(Collection entries)

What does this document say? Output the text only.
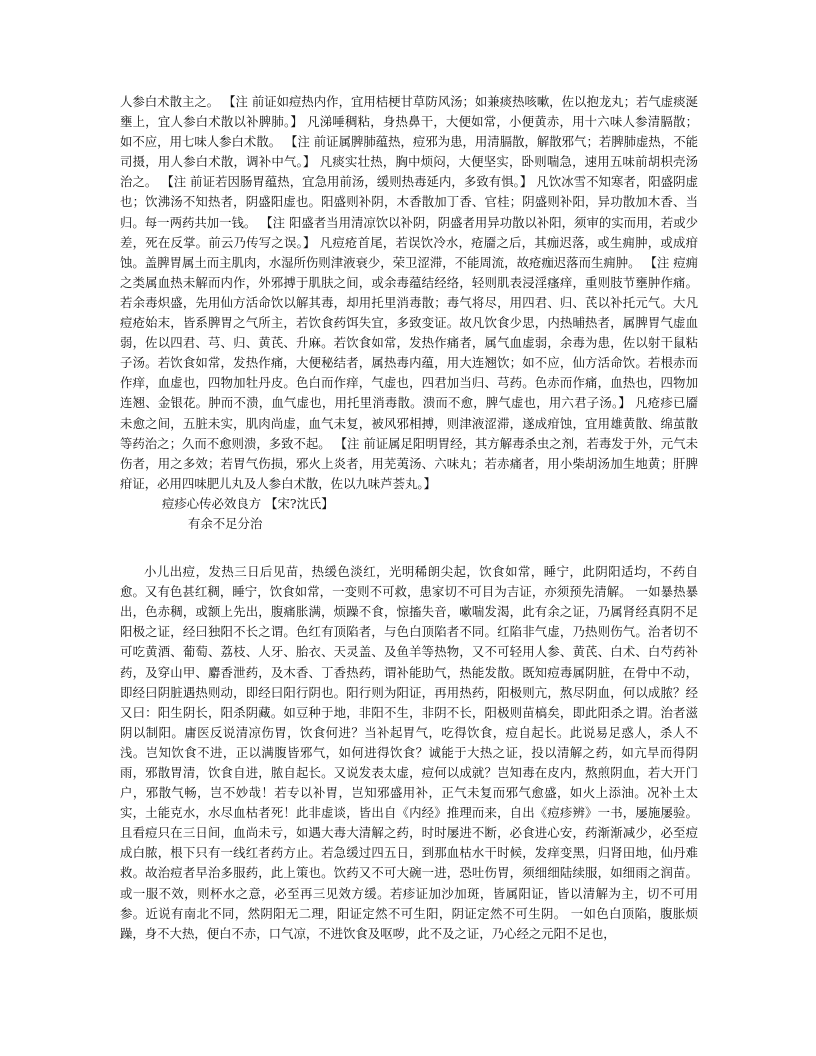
人参白术散主之。 【注 前证如痘热内作，宜用桔梗甘草防风汤；如兼痰热咳嗽，佐以抱龙丸；若气虚痰涎壅上，宜人参白术散以补脾肺。】 凡涕唾稠粘，身热鼻干，大便如常，小便黄赤，用十六味人参清膈散；如不应，用七味人参白术散。 【注 前证属脾肺蕴热，痘邪为患，用清膈散，解散邪气；若脾肺虚热，不能司摄，用人参白术散，调补中气。】 凡痰实壮热，胸中烦闷，大便坚实，卧则喘急，速用五味前胡枳壳汤治之。 【注 前证若因肠胃蕴热，宜急用前汤，缓则热毒延内，多致有惧。】 凡饮冰雪不知寒者，阳盛阴虚也；饮沸汤不知热者，阴盛阳虚也。阳盛则补阴，木香散加丁香、官桂；阴盛则补阳，异功散加木香、当归。每一两药共加一钱。 【注 阳盛者当用清凉饮以补阴，阴盛者用异功散以补阳，须审的实而用，若或少差，死在反掌。前云乃传写之误。】 凡痘疮首尾，若误饮冷水，疮靥之后，其痂迟落，或生痈肿，或成疳蚀。盖脾胃属土而主肌肉，水湿所伤则津液衰少，荣卫涩滞，不能周流，故疮痂迟落而生痈肿。 【注 痘痈之类属血热未解而内作，外邪搏于肌肤之间，或余毒蕴结经络，轻则肌表浸淫瘙痒，重则肢节壅肿作痛。若余毒炽盛，先用仙方活命饮以解其毒，却用托里消毒散；毒气将尽，用四君、归、芪以补托元气。大凡痘疮始末，皆系脾胃之气所主，若饮食药饵失宜，多致变证。故凡饮食少思，内热晡热者，属脾胃气虚血弱，佐以四君、芎、归、黄芪、升麻。若饮食如常，发热作痛者，属气血虚弱，余毒为患，佐以射干鼠粘子汤。若饮食如常，发热作痛，大便秘结者，属热毒内蕴，用大连翘饮；如不应，仙方活命饮。若根赤而作痒，血虚也，四物加牡丹皮。色白而作痒，气虚也，四君加当归、芎药。色赤而作痛，血热也，四物加连翘、金银花。肿而不溃，血气虚也，用托里消毒散。溃而不愈，脾气虚也，用六君子汤。】 凡疮疹已靥未愈之间，五脏未实，肌肉尚虚，血气未复，被风邪相搏，则津液涩滞，遂成疳蚀，宜用雄黄散、绵茧散等药治之；久而不愈则溃，多致不起。 【注 前证属足阳明胃经，其方解毒杀虫之剂，若毒发于外，元气未伤者，用之多效；若胃气伤损，邪火上炎者，用芜荑汤、六味丸；若赤痛者，用小柴胡汤加生地黄；肝脾疳证，必用四味肥儿丸及人参白术散，佐以九味芦荟丸。】

痘疹心传必效良方 【宋?沈氏】

有余不足分治

小儿出痘，发热三日后见苗，热缓色淡红，光明稀朗尖起，饮食如常，睡宁，此阴阳适均，不药自愈。又有色甚红稠，睡宁，饮食如常，一变则不可救，患家切不可目为吉证，亦须预先清解。 一如暴热暴出，色赤稠，或额上先出，腹痛胀满，烦躁不食，惊搐失音，嗽喘发渴，此有余之证，乃属肾经真阴不足阳极之证，经曰独阳不长之谓。色红有顶陷者，与色白顶陷者不同。红陷非气虚，乃热则伤气。治者切不可吃黄酒、葡萄、荔枝、人牙、胎衣、天灵盖、及鱼羊等热物，又不可轻用人参、黄芪、白术、白芍药补药，及穿山甲、麝香泄药，及木香、丁香热药，谓补能助气，热能发散。既知痘毒属阴脏，在骨中不动，即经曰阴脏遇热则动，即经曰阳行阴也。阳行则为阳证，再用热药，阳极则亢，熬尽阴血，何以成脓？经又曰：阳生阴长，阳杀阴藏。如豆种于地，非阳不生，非阴不长，阳极则苗槁矣，即此阳杀之谓。治者滋阴以制阳。庸医反说清凉伤胃，饮食何进？当补起胃气，吃得饮食，痘自起长。此说易足惑人，杀人不浅。岂知饮食不进，正以满腹皆邪气，如何进得饮食？诚能于大热之证，投以清解之药，如亢旱而得阴雨，邪散胃清，饮食自进，脓自起长。又说发表太虚，痘何以成就？岂知毒在皮内，熬煎阴血，若大开门户，邪散气畅，岂不妙哉！若专以补胃，岂知邪盛用补，正气未复而邪气愈盛，如火上添油。况补土太实，土能克水，水尽血枯者死！此非虚谈，皆出自《内经》推理而来，自出《痘疹辨》一书，屡施屡验。且看痘只在三日间，血尚未亏，如遇大毒大清解之药，时时屡进不断，必食进心安，药渐渐减少，必至痘成白脓，根下只有一线红者药方止。若急缓过四五日，到那血枯水干时候，发痒变黑，归肾田地，仙丹难救。故治痘者早治多服药，此上策也。饮药又不可大碗一进，恐吐伤胃，须细细陆续服，如细雨之润苗。或一服不效，则杯水之意，必至再三见效方缓。若疹证加沙加斑，皆属阳证，皆以清解为主，切不可用参。近说有南北不同，然阴阳无二理，阳证定然不可生阳，阴证定然不可生阴。 一如色白顶陷，腹胀烦躁，身不大热，便白不赤，口气凉，不进饮食及呕哕，此不及之证，乃心经之元阳不足也，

▸ Instructions to follow: Print the entries above exactly, taking out only the pictures.

▸ Output of the exercise:
What does this document say? Output the text only.
人参白术散主之。 【注 前证如痘热内作，宜用桔梗甘草防风汤；如兼痰热咳嗽，佐以抱龙丸；若气虚痰涎壅上，宜人参白术散以补脾肺。】 凡涕唾稠粘，身热鼻干，大便如常，小便黄赤，用十六味人参清膈散；如不应，用七味人参白术散。 【注 前证属脾肺蕴热，痘邪为患，用清膈散，解散邪气；若脾肺虚热，不能司摄，用人参白术散，调补中气。】 凡痰实壮热，胸中烦闷，大便坚实，卧则喘急，速用五味前胡枳壳汤治之。 【注 前证若因肠胃蕴热，宜急用前汤，缓则热毒延内，多致有惧。】 凡饮冰雪不知寒者，阳盛阴虚也；饮沸汤不知热者，阴盛阳虚也。阳盛则补阴，木香散加丁香、官桂；阴盛则补阳，异功散加木香、当归。每一两药共加一钱。 【注 阳盛者当用清凉饮以补阴，阴盛者用异功散以补阳，须审的实而用，若或少差，死在反掌。前云乃传写之误。】 凡痘疮首尾，若误饮冷水，疮靥之后，其痂迟落，或生痈肿，或成疳蚀。盖脾胃属土而主肌肉，水湿所伤则津液衰少，荣卫涩滞，不能周流，故疮痂迟落而生痈肿。 【注 痘痈之类属血热未解而内作，外邪搏于肌肤之间，或余毒蕴结经络，轻则肌表浸淫瘙痒，重则肢节壅肿作痛。若余毒炽盛，先用仙方活命饮以解其毒，却用托里消毒散；毒气将尽，用四君、归、芪以补托元气。大凡痘疮始末，皆系脾胃之气所主，若饮食药饵失宜，多致变证。故凡饮食少思，内热晡热者，属脾胃气虚血弱，佐以四君、芎、归、黄芪、升麻。若饮食如常，发热作痛者，属气血虚弱，余毒为患，佐以射干鼠粘子汤。若饮食如常，发热作痛，大便秘结者，属热毒内蕴，用大连翘饮；如不应，仙方活命饮。若根赤而作痒，血虚也，四物加牡丹皮。色白而作痒，气虚也，四君加当归、芎药。色赤而作痛，血热也，四物加连翘、金银花。肿而不溃，血气虚也，用托里消毒散。溃而不愈，脾气虚也，用六君子汤。】 凡疮疹已靥未愈之间，五脏未实，肌肉尚虚，血气未复，被风邪相搏，则津液涩滞，遂成疳蚀，宜用雄黄散、绵茧散等药治之；久而不愈则溃，多致不起。 【注 前证属足阳明胃经，其方解毒杀虫之剂，若毒发于外，元气未伤者，用之多效；若胃气伤损，邪火上炎者，用芜荑汤、六味丸；若赤痛者，用小柴胡汤加生地黄；肝脾疳证，必用四味肥儿丸及人参白术散，佐以九味芦荟丸。】

痘疹心传必效良方 【宋?沈氏】

有余不足分治

小儿出痘，发热三日后见苗，热缓色淡红，光明稀朗尖起，饮食如常，睡宁，此阴阳适均，不药自愈。又有色甚红稠，睡宁，饮食如常，一变则不可救，患家切不可目为吉证，亦须预先清解。 一如暴热暴出，色赤稠，或额上先出，腹痛胀满，烦躁不食，惊搐失音，嗽喘发渴，此有余之证，乃属肾经真阴不足阳极之证，经曰独阳不长之谓。色红有顶陷者，与色白顶陷者不同。红陷非气虚，乃热则伤气。治者切不可吃黄酒、葡萄、荔枝、人牙、胎衣、天灵盖、及鱼羊等热物，又不可轻用人参、黄芪、白术、白芍药补药，及穿山甲、麝香泄药，及木香、丁香热药，谓补能助气，热能发散。既知痘毒属阴脏，在骨中不动，即经曰阴脏遇热则动，即经曰阳行阴也。阳行则为阳证，再用热药，阳极则亢，熬尽阴血，何以成脓？经又曰：阳生阴长，阳杀阴藏。如豆种于地，非阳不生，非阴不长，阳极则苗槁矣，即此阳杀之谓。治者滋阴以制阳。庸医反说清凉伤胃，饮食何进？当补起胃气，吃得饮食，痘自起长。此说易足惑人，杀人不浅。岂知饮食不进，正以满腹皆邪气，如何进得饮食？诚能于大热之证，投以清解之药，如亢旱而得阴雨，邪散胃清，饮食自进，脓自起长。又说发表太虚，痘何以成就？岂知毒在皮内，熬煎阴血，若大开门户，邪散气畅，岂不妙哉！若专以补胃，岂知邪盛用补，正气未复而邪气愈盛，如火上添油。况补土太实，土能克水，水尽血枯者死！此非虚谈，皆出自《内经》推理而来，自出《痘疹辨》一书，屡施屡验。且看痘只在三日间，血尚未亏，如遇大毒大清解之药，时时屡进不断，必食进心安，药渐渐减少，必至痘成白脓，根下只有一线红者药方止。若急缓过四五日，到那血枯水干时候，发痒变黑，归肾田地，仙丹难救。故治痘者早治多服药，此上策也。饮药又不可大碗一进，恐吐伤胃，须细细陆续服，如细雨之润苗。或一服不效，则杯水之意，必至再三见效方缓。若疹证加沙加斑，皆属阳证，皆以清解为主，切不可用参。近说有南北不同，然阴阳无二理，阳证定然不可生阳，阴证定然不可生阴。 一如色白顶陷，腹胀烦躁，身不大热，便白不赤，口气凉，不进饮食及呕哕，此不及之证，乃心经之元阳不足也，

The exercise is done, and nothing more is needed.